» **Given problem**
Repeat what the lines below say, word for word, and skip every image.

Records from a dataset
________________
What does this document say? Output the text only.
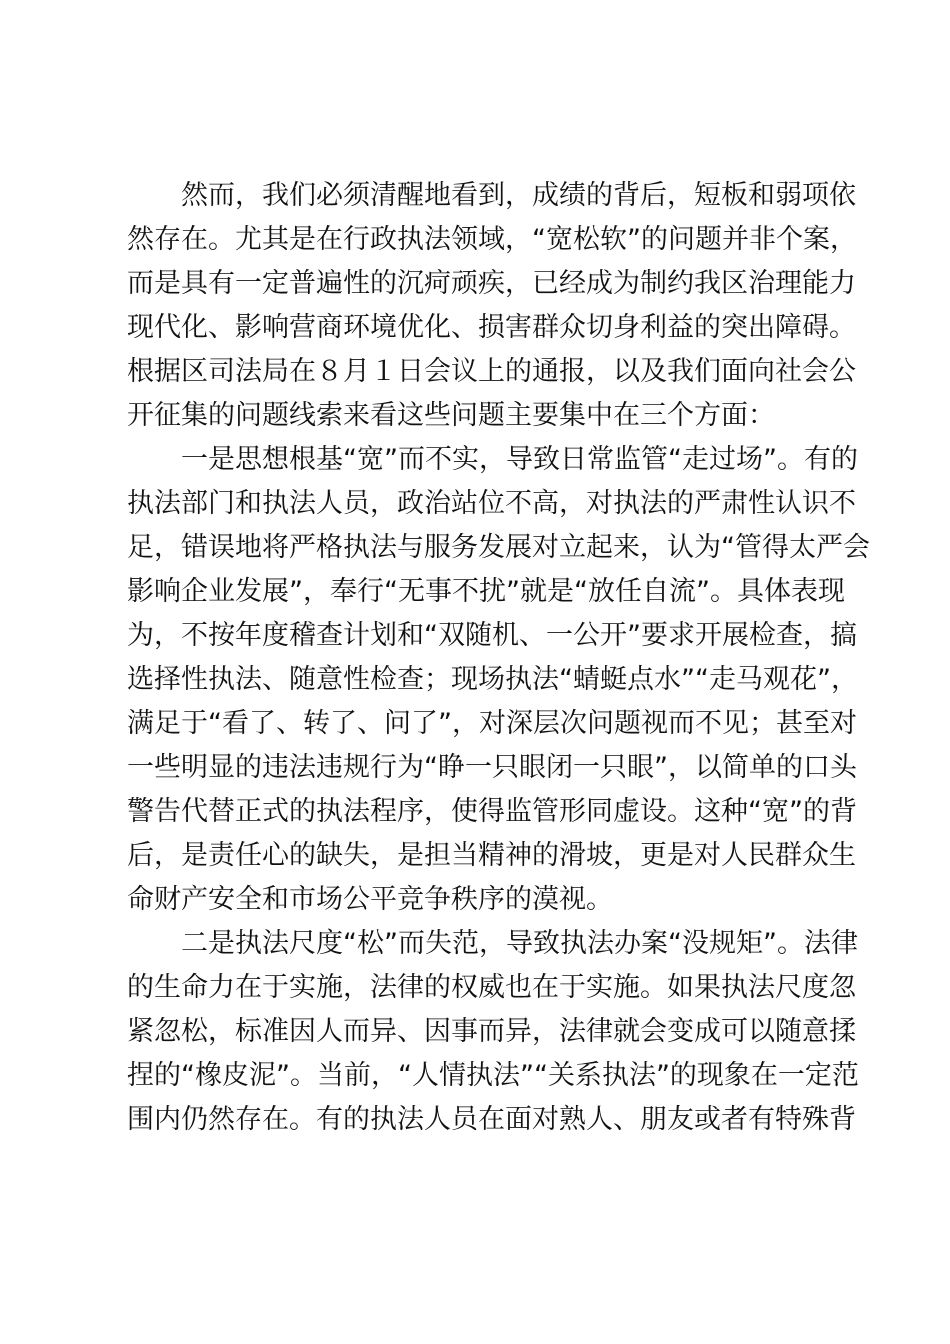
然而，我们必须清醒地看到，成绩的背后，短板和弱项依
然存在。尤其是在行政执法领域，“宽松软”的问题并非个案，
而是具有一定普遍性的沉疴顽疾，已经成为制约我区治理能力
现代化、影响营商环境优化、损害群众切身利益的突出障碍。
根据区司法局在８月１日会议上的通报，以及我们面向社会公
开征集的问题线索来看这些问题主要集中在三个方面：
一是思想根基“宽”而不实，导致日常监管“走过场”。有的
执法部门和执法人员，政治站位不高，对执法的严肃性认识不
足，错误地将严格执法与服务发展对立起来，认为“管得太严会
影响企业发展”，奉行“无事不扰”就是“放任自流”。具体表现
为，不按年度稽查计划和“双随机、一公开”要求开展检查，搞
选择性执法、随意性检查；现场执法“蜻蜓点水”“走马观花”，
满足于“看了、转了、问了”，对深层次问题视而不见；甚至对
一些明显的违法违规行为“睁一只眼闭一只眼”，以简单的口头
警告代替正式的执法程序，使得监管形同虚设。这种“宽”的背
后，是责任心的缺失，是担当精神的滑坡，更是对人民群众生
命财产安全和市场公平竞争秩序的漠视。
二是执法尺度“松”而失范，导致执法办案“没规矩”。法律
的生命力在于实施，法律的权威也在于实施。如果执法尺度忽
紧忽松，标准因人而异、因事而异，法律就会变成可以随意揉
捏的“橡皮泥”。当前，“人情执法”“关系执法”的现象在一定范
围内仍然存在。有的执法人员在面对熟人、朋友或者有特殊背
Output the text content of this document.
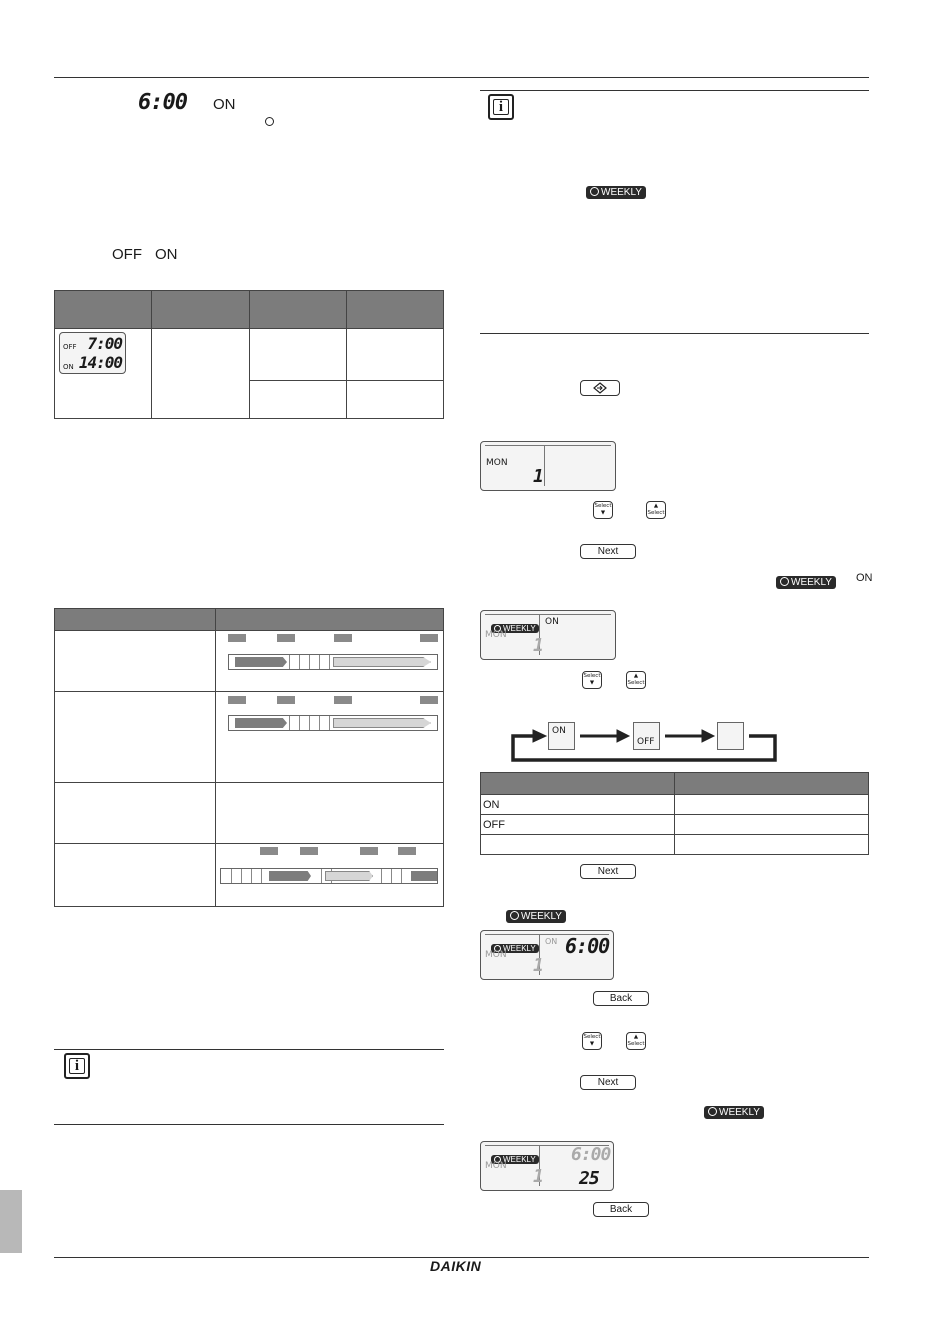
6:00 ON
OFF ON

OFF 7:00
ON 14:00			

i
i
WEEKLY
MON
1
Select
▼
▲
Select
Next
WEEKLY	ON
WEEKLY
ON
MON 1
Select
▼
▲
Select
ON
OFF

ON	
OFF	

Next
WEEKLY
WEEKLY
ON
MON 1
6:00
Back
Select
▼
▲
Select
Next
WEEKLY
WEEKLY
MON 1
6:00
25
Back
DAIKIN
________________
» **Answer to this exercise**
What does this document say? Output the text only.
然而，我们必须清醒地看到，成绩的背后，短板和弱项依
然存在。尤其是在行政执法领域，“宽松软”的问题并非个案，
而是具有一定普遍性的沉疴顽疾，已经成为制约我区治理能力
现代化、影响营商环境优化、损害群众切身利益的突出障碍。
根据区司法局在８月１日会议上的通报，以及我们面向社会公
开征集的问题线索来看这些问题主要集中在三个方面：
一是思想根基“宽”而不实，导致日常监管“走过场”。有的
执法部门和执法人员，政治站位不高，对执法的严肃性认识不
足，错误地将严格执法与服务发展对立起来，认为“管得太严会
影响企业发展”，奉行“无事不扰”就是“放任自流”。具体表现
为，不按年度稽查计划和“双随机、一公开”要求开展检查，搞
选择性执法、随意性检查；现场执法“蜻蜓点水”“走马观花”，
满足于“看了、转了、问了”，对深层次问题视而不见；甚至对
一些明显的违法违规行为“睁一只眼闭一只眼”，以简单的口头
警告代替正式的执法程序，使得监管形同虚设。这种“宽”的背
后，是责任心的缺失，是担当精神的滑坡，更是对人民群众生
命财产安全和市场公平竞争秩序的漠视。
二是执法尺度“松”而失范，导致执法办案“没规矩”。法律
的生命力在于实施，法律的权威也在于实施。如果执法尺度忽
紧忽松，标准因人而异、因事而异，法律就会变成可以随意揉
捏的“橡皮泥”。当前，“人情执法”“关系执法”的现象在一定范
围内仍然存在。有的执法人员在面对熟人、朋友或者有特殊背
Output the text content of this document.
6:00 ON
OFF ON

OFF 7:00
ON 14:00			

i
i
WEEKLY
MON
1
Select
▼
▲
Select
Next
WEEKLY	ON
WEEKLY
ON
MON 1
Select
▼
▲
Select
ON
OFF

ON	
OFF	

Next
WEEKLY
WEEKLY
ON
MON 1
6:00
Back
Select
▼
▲
Select
Next
WEEKLY
WEEKLY
MON 1
6:00
25
Back
DAIKIN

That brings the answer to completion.